EXERCISE GOAL
Leave out every picture, then transcribe the rest of the listing exactly.

SOURCE DATA

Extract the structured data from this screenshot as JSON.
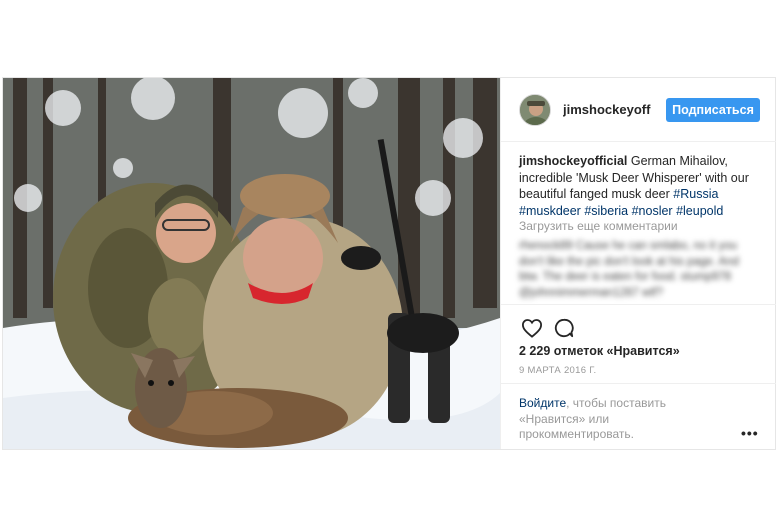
{
  "post": {
    "username": "jimshockeyofficial",
    "follow_label": "Подписаться",
    "caption": {
      "username": "jimshockeyofficial",
      "text": " German Mihailov, incredible 'Musk Deer Whisperer' with our beautiful fanged musk deer ",
      "tags": [
        "#Russia",
        "#muskdeer",
        "#siberia",
        "#nosler",
        "#leupold"
      ]
    },
    "load_more_label": "Загрузить еще комментарии",
    "blurred_comments": "rhenock89 Cause he can smlabo, no it you don't like the pic don't look at his page. And btw. The deer is eaten for food. stump978 @johnnimmerman1287 wtf?",
    "likes": "2 229 отметок «Нравится»",
    "date": "9 МАРТА 2016 Г.",
    "login": {
      "link": "Войдите",
      "text": ", чтобы поставить «Нравится» или прокомментировать."
    },
    "more_label": "•••"
  },
  "icons": {
    "like": "heart-icon",
    "comment": "comment-icon",
    "more": "more-options-icon"
  },
  "colors": {
    "follow_button": "#3897f0",
    "hashtag": "#003569",
    "muted": "#999999"
  }
}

ANSWER BELOW
Extract the structured data from this screenshot as JSON.
{
  "post": {
    "username": "jimshockeyofficial",
    "follow_label": "Подписаться",
    "caption": {
      "username": "jimshockeyofficial",
      "text": " German Mihailov, incredible 'Musk Deer Whisperer' with our beautiful fanged musk deer ",
      "tags": [
        "#Russia",
        "#muskdeer",
        "#siberia",
        "#nosler",
        "#leupold"
      ]
    },
    "load_more_label": "Загрузить еще комментарии",
    "blurred_comments": "rhenock89 Cause he can smlabo, no it you don't like the pic don't look at his page. And btw. The deer is eaten for food. stump978 @johnnimmerman1287 wtf?",
    "likes": "2 229 отметок «Нравится»",
    "date": "9 МАРТА 2016 Г.",
    "login": {
      "link": "Войдите",
      "text": ", чтобы поставить «Нравится» или прокомментировать."
    },
    "more_label": "•••"
  },
  "icons": {
    "like": "heart-icon",
    "comment": "comment-icon",
    "more": "more-options-icon"
  },
  "colors": {
    "follow_button": "#3897f0",
    "hashtag": "#003569",
    "muted": "#999999"
  }
}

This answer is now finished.